## ОТРЫВОК ТЕКСТА
Я из огненной деревни… — страница 57 из 83

Мы прибежали, уже слышим, уже, как палки ломают — стреляют! И мы побежали. Видим издалека: горит Лютин.

Прибежали бабы потом, говорят:

— Попалили!..

Мы все порастерянные, плачем: „Что делать?“ Потом ходили, все раскапывали. Нашли: до колена так ножка беленькая, хорошенькая лежала — все глядели мы. Женщина узнала по кальсонам:

— Это, говорит, моя работа самотканая… Это моего, говорит, нога.

Он был бригадиром в колхозе, Ананич Прокоп.

— Это, говорит, моего хозяина нога…»


Вольта Евменовна Голоцевич.


«И сказали:

— Забирайте свое хозяйство и ведите в школу!.

А хозяина в колонну — и на выгон. Он и пошел. Пошел без шапки, без ничего, тогда ж холодно было. За ним немец пошел.

И невестка была с малым ребеночком, дак и колыбельку на выгон взяли…

Поставили мужчин в школу, а мне дали подводу держать. Вот я и держу. Поставили пулемет около меня. Я и держу коня. Потом, как только кто из окна прыгнет — пулемет туда выстрелит. Человек и ляжет. Человек несколько так…

А я держу коня. Потом он повернул пулемет сюда, дак я и отпустила, не помню уже ничего…

Ну, а потом, когда уже всех спалили, деревня сгорела, все дотла сгорело — ничего не осталось. Ну что, дали мне подводу ту самую.

— Езжай на завод!

И сел со мной пулемет и немец.

И едем.

Дак на мне ничего живого не было. Только так зубами лязгала. Думаю: „Все уже мне будет…“

Приехали к мосту, он забрал коня и как стал стрелять надо мной, дак я не помнила, в какую сторону мне идти. Ну, я все-таки шла, шла и пошла сюда на кладбище.

Пришла. Ну, что ж я тут? Заночевала. Я и не боялась. Я уже и не помню ничего: и холодно, и голодно… И я уже тут и была.

Назавтра встали: нема нигде никого и ничего, все уже.

И так уже и остались горевать: и мучились — и по лесам, и по полям, и всюду. И голые, и голодные, и босые, и всякие…»


Бабуся с травами в руках, что лежат на коленях, смолкла. А младшие только разговорились.

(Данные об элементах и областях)
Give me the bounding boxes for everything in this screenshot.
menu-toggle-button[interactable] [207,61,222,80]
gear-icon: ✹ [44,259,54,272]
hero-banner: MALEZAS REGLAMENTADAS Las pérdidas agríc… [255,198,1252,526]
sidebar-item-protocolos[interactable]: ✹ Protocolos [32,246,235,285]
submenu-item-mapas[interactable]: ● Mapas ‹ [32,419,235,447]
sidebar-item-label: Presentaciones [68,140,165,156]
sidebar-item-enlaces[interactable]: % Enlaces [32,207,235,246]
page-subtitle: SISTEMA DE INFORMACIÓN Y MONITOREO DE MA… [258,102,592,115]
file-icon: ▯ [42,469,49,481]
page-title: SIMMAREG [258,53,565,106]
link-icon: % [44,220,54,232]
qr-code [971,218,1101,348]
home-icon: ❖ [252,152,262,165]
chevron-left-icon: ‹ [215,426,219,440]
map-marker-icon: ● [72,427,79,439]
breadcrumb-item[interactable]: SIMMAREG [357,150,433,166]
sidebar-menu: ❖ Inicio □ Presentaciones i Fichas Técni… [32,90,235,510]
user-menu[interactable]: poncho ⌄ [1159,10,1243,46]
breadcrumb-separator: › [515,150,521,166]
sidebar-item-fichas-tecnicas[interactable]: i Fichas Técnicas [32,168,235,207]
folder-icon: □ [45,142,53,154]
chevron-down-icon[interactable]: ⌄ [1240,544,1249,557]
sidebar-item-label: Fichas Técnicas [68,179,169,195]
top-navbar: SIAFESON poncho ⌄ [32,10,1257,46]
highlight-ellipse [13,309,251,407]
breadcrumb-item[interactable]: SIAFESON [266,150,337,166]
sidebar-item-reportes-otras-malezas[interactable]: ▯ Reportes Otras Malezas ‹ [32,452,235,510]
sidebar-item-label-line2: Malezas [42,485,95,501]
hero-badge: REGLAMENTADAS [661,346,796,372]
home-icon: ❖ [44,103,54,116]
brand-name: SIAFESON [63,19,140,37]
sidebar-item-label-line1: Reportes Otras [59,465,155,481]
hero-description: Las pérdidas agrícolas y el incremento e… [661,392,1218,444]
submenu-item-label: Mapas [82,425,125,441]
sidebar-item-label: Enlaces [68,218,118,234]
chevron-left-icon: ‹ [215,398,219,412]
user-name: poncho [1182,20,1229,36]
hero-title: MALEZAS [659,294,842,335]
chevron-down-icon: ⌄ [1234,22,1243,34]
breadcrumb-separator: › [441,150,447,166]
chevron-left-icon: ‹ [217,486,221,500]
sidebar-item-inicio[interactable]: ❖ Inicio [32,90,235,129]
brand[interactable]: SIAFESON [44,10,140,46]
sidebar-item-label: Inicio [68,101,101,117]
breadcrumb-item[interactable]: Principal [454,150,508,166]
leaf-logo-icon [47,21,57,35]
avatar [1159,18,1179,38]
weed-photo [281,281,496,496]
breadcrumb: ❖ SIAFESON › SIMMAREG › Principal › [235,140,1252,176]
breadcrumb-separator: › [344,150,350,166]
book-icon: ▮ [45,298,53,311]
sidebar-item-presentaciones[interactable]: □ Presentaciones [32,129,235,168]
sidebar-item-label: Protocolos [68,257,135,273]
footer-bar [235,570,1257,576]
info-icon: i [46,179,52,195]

## УСЛОВИЕ ЗАДАЧИ
Продолжите отрывок воспоминаний о сожжённой деревне с того места, на котором он заканчивается.

## ОЖИДАЕМЫЙ ОТВЕТ
Не успевали мы разобраться, уловить, записать, кто говорит. Так и даем, вперемешку, как они говорили, одна за другой, одна другую перебивая:

«— …Очень много раз нападение было, очень!

Еще пришли, обняли всю деревню, какие мужчины были, кто в землянке, всех до одного забрали и снова на завод погнали. Такое уже было горе, что никому такого горя не было…

— Снова хлопца тут убили, трех мужчин убили — это все после того, когда в школе пожгли…

— Сильно нападение было большое на Лютин. Знаете: завод и лес. Нигде ничего не видим. С Биркова, с завода, отовсюду да — на Лютин!.. Деваться некуда было Что припас в хате, какой корж, драник какой отыщешь, да если приготовишь — и то схватят…

— Где ж мы готовили: на огне, на дворе. Не было где ни лечь, ни стать — очень, очень безысходное горе было…

— Отовсюду нападение! Отовсюду — и с завода, и из Заполья, из Биркова — отовсюду. Да все в Лютин, все в Лютин. Очень большое было горе…

— Первые дни, пока поделали эти землянки, — зажгут костры, Степан этот выйдет: „Вставайте, фабрика уже работает“.

Ну, шутят уже, ну, что ж делать? Есть нечего. Кто где какие стрелки щавеля, желуди — все собираем, едим. Босые, ой!..»


В хату старой учительницы пришли дети с букетами цветов. Вместе с женщинами и детьми идем к братской могиле, на бывшее пожарище школы, в которой до войны учились лютинские дети, которая стала потом огнищем жуткой смерти их отцов…

Тихо стоят над могилой березы. Замолкли и дети.

Где-то здесь сидела тогда со своими детьми учительница, почти невменяемая от ужаса, смотрела на страшный огонь, слышала предсмертные крики людей…

Где-то здесь прохаживался с автоматом, грелся у огня тот убийца-фашист, деловито повторяя:

— Гут, гут!..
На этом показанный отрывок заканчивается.